The Top Prospect Tournament is an annual professional wrestling tournament held by Ring of Honor since 2011. The inaugural tournament took place in 2011 and has occurred every year since except for 2012 and 2018.

Format
Aspiring ROH wrestlers compete in a variety of "qualifying" singles matches with the winner(s) of each match advancing to the next round. There are three rounds, with the winner of the Top Prospect Tournament receiving a Ring of Honor contract and a shot at a Ring of Honor championship.

History
The tournament started in 2011 with the goal of giving rising wrestlers a chance of getting an ROH contract and displaying their talents for the promotion. In 2011, the first winner of the tournament was Mike Bennett, who went on to become an ROH mainstay. After a one-year break, the tournament returned in 2013 with the winner getting a chance at Adam Cole's ROH World Television Championship. The winner of the 2013 tournament was Matt Taven, who associated himself with Truth Martini and captured Cole's championship at the 11th Anniversary Show. He went on to become the longest reigning Television Champion in ROH history since the title's inception in 2010 before losing it to Tommaso Ciampa.

### What you should do
Duplicate the stretch of the Top Prospect Tournament text from "The Top Prospect Tournament is" through "of Honor championship.", word for word.

### Excerpted records
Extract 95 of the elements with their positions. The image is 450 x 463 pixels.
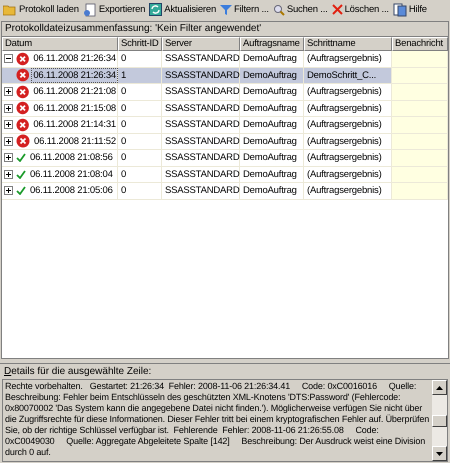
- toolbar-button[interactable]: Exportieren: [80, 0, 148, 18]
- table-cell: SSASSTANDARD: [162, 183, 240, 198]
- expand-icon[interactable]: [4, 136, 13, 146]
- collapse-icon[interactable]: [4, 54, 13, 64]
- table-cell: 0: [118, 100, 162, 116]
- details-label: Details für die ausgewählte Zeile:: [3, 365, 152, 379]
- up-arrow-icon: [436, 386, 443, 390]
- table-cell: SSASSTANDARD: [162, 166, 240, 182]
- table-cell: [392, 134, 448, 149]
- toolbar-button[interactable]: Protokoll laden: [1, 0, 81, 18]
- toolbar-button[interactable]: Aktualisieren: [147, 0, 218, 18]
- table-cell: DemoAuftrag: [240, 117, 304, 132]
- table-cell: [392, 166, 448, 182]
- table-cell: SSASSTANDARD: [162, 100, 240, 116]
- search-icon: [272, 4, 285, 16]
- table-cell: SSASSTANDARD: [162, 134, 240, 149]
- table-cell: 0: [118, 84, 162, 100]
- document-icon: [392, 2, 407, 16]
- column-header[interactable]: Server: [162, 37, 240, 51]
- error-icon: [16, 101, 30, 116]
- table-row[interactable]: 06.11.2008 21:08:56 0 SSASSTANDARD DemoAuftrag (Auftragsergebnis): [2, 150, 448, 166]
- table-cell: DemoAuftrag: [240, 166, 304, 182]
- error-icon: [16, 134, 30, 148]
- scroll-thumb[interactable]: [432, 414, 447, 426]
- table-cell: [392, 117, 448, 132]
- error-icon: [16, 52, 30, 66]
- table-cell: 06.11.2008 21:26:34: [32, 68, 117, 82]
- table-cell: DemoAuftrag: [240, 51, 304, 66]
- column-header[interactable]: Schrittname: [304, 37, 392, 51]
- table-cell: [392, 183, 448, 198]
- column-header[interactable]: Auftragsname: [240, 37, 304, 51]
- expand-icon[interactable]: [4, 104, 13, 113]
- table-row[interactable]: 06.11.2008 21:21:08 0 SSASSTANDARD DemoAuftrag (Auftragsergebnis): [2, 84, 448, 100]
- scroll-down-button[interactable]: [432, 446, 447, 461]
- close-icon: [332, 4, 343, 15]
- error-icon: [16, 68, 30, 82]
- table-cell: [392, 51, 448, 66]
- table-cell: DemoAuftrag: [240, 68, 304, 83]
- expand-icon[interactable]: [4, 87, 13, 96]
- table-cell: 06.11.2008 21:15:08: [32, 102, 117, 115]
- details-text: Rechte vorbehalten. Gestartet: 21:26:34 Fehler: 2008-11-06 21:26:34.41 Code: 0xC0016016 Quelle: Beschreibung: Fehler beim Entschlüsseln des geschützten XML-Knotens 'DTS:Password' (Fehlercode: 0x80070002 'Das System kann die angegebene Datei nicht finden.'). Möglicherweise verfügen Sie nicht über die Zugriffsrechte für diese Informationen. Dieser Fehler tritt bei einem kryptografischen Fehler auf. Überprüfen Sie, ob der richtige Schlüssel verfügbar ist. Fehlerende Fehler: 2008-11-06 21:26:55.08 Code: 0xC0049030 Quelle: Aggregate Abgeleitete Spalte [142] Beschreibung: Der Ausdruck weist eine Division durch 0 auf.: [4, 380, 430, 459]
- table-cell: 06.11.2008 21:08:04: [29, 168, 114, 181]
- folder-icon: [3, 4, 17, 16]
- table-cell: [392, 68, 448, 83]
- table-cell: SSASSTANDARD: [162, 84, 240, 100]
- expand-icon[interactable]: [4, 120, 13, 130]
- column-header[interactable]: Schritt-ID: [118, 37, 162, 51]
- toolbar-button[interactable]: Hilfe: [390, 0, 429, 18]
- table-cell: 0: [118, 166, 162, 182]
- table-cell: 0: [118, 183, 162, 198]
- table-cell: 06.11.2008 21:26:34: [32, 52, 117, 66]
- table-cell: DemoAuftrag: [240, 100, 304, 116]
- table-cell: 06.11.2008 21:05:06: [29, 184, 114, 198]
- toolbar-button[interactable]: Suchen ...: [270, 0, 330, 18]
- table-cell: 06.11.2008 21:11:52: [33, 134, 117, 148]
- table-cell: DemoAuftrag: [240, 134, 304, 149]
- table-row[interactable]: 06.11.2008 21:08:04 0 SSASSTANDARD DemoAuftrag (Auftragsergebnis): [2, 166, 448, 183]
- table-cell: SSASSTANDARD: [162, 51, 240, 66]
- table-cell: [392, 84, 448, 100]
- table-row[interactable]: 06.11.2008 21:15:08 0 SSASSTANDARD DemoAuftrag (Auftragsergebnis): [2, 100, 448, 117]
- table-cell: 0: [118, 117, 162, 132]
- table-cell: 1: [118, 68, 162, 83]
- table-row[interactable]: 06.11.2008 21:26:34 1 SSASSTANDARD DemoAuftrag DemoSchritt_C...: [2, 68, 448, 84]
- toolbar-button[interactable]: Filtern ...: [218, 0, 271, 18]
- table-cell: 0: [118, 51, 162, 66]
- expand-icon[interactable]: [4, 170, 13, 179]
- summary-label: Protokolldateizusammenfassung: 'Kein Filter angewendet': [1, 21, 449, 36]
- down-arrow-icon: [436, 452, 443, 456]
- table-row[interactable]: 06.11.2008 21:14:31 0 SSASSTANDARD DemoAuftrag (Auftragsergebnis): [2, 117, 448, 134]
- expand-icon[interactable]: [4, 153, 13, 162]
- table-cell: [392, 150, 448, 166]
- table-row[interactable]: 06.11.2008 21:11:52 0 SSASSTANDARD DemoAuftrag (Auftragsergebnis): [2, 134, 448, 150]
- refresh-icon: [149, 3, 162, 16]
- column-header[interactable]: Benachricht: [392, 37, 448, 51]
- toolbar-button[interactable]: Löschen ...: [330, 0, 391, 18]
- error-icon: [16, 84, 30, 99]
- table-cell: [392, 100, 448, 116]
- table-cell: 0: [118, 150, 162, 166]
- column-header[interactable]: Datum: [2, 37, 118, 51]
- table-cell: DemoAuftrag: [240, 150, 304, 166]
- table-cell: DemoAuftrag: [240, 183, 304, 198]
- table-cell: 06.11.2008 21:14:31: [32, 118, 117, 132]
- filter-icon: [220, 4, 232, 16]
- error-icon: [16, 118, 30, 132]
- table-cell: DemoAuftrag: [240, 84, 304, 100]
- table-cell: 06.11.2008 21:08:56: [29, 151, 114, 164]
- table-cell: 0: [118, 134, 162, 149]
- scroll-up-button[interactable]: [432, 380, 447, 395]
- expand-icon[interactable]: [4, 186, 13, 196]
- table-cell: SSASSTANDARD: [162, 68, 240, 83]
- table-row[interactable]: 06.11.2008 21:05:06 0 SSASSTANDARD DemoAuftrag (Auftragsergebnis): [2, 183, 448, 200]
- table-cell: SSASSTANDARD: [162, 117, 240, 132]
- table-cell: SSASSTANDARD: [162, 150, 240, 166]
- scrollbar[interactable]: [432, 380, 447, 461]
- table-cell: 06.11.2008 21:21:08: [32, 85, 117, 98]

### Written answer
The Top Prospect Tournament is an annual professional wrestling tournament held by Ring of Honor since 2011. The inaugural tournament took place in 2011 and has occurred every year since except for 2012 and 2018.

Format
Aspiring ROH wrestlers compete in a variety of "qualifying" singles matches with the winner(s) of each match advancing to the next round. There are three rounds, with the winner of the Top Prospect Tournament receiving a Ring of Honor contract and a shot at a Ring of Honor championship.